OBJECTIVE:
Pull every line that holds the word "Save" from the entries.

(Items from a data source)
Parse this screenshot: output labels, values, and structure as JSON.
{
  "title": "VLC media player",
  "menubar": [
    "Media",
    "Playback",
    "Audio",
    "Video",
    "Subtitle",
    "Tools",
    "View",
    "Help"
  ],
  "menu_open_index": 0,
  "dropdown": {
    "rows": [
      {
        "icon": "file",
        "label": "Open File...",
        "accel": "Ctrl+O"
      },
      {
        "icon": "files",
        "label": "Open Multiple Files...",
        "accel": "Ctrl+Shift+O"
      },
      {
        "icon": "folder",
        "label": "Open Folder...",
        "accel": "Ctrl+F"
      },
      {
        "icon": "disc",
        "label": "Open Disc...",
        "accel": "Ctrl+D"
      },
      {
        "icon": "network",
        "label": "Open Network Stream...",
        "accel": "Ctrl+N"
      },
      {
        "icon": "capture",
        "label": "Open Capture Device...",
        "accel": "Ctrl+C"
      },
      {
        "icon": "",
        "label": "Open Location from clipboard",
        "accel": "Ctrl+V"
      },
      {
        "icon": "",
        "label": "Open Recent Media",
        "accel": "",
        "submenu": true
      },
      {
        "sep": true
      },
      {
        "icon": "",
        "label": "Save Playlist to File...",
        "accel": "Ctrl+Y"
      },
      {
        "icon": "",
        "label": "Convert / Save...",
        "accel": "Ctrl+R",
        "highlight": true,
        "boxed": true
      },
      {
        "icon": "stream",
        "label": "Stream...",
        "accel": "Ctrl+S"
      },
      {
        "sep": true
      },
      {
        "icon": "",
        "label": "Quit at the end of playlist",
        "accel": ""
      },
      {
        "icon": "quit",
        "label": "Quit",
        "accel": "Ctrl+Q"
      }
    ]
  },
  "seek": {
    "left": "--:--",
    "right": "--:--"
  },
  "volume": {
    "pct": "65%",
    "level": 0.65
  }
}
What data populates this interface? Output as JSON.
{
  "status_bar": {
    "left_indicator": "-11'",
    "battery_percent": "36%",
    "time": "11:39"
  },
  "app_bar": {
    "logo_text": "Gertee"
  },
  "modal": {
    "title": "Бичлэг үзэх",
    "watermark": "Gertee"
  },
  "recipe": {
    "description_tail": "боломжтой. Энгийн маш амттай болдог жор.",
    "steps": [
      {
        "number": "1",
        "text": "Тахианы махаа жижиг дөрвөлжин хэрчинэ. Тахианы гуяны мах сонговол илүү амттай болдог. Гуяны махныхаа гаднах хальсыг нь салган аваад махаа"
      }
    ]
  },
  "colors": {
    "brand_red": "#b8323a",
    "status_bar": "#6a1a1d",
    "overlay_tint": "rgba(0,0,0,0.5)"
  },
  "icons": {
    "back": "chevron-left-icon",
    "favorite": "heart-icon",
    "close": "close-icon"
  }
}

RESPONSE:
        "label": "Save Playlist to File...",
        "label": "Convert / Save...",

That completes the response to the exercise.